**Exercise material**

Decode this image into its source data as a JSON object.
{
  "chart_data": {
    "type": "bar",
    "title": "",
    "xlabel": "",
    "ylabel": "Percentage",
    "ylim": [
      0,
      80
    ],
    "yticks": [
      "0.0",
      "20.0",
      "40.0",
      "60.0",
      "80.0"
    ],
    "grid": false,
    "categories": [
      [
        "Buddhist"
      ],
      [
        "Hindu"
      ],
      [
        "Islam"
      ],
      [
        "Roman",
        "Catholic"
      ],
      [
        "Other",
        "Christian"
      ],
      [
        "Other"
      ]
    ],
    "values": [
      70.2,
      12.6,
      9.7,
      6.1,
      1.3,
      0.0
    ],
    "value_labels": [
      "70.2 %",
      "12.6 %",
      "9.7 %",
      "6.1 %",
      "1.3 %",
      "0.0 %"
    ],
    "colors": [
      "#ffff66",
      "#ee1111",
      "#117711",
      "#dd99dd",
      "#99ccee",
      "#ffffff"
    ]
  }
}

**Short task**
Restate every entry word for word.

**Correct response**
Decode this image into its source data as a JSON object.
{
  "chart_data": {
    "type": "bar",
    "title": "",
    "xlabel": "",
    "ylabel": "Percentage",
    "ylim": [
      0,
      80
    ],
    "yticks": [
      "0.0",
      "20.0",
      "40.0",
      "60.0",
      "80.0"
    ],
    "grid": false,
    "categories": [
      [
        "Buddhist"
      ],
      [
        "Hindu"
      ],
      [
        "Islam"
      ],
      [
        "Roman",
        "Catholic"
      ],
      [
        "Other",
        "Christian"
      ],
      [
        "Other"
      ]
    ],
    "values": [
      70.2,
      12.6,
      9.7,
      6.1,
      1.3,
      0.0
    ],
    "value_labels": [
      "70.2 %",
      "12.6 %",
      "9.7 %",
      "6.1 %",
      "1.3 %",
      "0.0 %"
    ],
    "colors": [
      "#ffff66",
      "#ee1111",
      "#117711",
      "#dd99dd",
      "#99ccee",
      "#ffffff"
    ]
  }
}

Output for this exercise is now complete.